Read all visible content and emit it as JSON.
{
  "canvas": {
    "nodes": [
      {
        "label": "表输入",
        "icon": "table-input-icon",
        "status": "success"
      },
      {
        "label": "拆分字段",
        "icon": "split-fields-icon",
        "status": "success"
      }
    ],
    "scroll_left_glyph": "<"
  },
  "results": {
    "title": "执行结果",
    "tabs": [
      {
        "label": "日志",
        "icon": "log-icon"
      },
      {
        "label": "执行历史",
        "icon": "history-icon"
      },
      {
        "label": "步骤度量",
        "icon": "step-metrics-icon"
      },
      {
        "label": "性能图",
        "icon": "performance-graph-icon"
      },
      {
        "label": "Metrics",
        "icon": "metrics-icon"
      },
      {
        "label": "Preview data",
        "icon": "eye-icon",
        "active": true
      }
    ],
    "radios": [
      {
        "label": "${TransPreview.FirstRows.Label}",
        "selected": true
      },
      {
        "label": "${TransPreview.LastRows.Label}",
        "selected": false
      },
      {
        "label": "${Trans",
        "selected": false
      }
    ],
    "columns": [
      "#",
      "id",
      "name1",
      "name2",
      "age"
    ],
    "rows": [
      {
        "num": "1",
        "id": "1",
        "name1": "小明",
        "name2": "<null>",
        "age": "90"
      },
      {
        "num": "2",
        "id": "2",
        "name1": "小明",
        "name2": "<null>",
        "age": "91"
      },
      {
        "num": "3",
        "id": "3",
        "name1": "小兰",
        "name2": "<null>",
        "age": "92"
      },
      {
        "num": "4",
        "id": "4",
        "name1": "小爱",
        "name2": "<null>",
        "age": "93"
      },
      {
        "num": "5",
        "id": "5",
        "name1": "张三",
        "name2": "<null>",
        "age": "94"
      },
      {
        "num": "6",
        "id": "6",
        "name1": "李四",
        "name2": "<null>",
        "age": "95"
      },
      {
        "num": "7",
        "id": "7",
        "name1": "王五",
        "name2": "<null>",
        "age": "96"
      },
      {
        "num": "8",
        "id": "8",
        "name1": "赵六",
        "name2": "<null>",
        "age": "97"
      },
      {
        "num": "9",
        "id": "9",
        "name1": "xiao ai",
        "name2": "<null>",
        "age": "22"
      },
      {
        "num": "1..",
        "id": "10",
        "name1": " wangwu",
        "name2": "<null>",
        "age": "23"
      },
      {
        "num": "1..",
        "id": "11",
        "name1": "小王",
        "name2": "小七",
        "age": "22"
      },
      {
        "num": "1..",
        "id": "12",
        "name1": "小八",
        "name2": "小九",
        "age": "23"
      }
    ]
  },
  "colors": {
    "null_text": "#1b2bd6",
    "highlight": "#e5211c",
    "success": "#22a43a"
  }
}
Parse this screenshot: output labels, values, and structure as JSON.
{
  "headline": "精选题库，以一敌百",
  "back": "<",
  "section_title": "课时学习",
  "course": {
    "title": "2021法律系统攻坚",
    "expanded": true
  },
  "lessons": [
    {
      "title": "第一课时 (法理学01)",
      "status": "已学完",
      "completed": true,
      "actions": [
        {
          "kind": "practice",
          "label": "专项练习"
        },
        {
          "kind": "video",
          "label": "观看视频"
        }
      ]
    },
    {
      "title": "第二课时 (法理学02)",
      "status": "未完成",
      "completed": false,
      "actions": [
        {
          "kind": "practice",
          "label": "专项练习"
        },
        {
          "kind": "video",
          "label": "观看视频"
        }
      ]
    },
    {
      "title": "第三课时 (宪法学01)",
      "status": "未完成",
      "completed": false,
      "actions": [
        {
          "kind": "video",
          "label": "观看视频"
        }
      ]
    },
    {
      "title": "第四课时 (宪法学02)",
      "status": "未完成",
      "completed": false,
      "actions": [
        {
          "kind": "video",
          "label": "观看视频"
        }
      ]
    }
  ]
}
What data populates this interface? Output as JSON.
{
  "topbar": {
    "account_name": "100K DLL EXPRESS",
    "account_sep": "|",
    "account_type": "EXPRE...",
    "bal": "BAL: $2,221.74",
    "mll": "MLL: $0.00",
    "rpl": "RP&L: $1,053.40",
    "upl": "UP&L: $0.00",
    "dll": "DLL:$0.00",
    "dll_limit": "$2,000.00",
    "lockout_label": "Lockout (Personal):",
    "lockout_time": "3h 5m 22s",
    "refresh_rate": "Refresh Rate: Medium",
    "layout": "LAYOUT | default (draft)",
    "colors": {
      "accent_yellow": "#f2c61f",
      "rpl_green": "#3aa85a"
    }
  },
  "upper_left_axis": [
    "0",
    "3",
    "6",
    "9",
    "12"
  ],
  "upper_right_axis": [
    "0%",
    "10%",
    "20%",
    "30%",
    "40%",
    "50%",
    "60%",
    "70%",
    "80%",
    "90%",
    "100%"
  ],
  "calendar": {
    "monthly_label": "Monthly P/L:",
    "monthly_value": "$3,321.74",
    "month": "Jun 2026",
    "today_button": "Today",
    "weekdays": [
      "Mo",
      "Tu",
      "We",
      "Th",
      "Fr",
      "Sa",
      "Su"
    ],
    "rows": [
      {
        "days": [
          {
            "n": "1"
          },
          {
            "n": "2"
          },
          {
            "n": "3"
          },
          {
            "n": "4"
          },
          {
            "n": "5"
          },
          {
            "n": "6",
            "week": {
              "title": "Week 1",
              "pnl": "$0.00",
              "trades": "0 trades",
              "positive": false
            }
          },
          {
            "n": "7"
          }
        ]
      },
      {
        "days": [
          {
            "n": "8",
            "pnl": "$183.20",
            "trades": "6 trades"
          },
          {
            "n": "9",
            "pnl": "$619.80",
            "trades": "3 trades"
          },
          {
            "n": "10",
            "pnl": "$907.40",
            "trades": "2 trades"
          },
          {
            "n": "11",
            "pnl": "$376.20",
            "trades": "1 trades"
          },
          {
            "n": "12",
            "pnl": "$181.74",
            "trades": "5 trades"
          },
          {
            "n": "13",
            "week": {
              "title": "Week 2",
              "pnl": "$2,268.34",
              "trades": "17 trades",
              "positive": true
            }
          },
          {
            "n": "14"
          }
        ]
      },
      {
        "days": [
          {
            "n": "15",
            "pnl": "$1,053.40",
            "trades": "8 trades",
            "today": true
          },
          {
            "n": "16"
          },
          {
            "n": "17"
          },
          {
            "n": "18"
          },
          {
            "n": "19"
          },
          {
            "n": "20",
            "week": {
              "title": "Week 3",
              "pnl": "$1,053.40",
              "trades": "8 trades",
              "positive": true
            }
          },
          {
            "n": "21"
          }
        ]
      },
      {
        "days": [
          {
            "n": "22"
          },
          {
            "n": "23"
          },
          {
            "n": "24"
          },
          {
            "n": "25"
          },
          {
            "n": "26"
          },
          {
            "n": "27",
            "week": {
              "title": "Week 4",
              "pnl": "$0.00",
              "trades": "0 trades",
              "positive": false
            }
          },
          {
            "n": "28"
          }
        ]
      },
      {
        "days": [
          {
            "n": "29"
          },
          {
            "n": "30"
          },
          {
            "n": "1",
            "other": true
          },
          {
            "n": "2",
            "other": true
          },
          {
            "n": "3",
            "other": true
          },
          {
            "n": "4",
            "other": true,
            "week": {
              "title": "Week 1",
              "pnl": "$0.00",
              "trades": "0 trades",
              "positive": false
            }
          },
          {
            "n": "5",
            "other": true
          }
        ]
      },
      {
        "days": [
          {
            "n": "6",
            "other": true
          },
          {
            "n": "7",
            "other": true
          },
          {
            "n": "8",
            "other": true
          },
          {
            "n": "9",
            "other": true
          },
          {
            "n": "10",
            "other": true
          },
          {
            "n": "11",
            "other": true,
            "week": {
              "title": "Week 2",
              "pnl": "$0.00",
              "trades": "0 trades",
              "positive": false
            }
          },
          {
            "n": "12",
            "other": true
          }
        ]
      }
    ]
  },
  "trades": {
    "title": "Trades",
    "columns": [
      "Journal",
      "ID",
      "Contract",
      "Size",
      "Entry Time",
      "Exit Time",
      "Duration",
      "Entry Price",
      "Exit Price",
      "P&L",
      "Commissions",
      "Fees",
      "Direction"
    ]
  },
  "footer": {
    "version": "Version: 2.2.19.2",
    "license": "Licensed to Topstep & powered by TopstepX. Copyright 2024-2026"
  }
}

- TASK BRIEF
Among the lines of the data above, count those holding "icon" and state only the number.

- ANSWER TO THE EXERCISE
8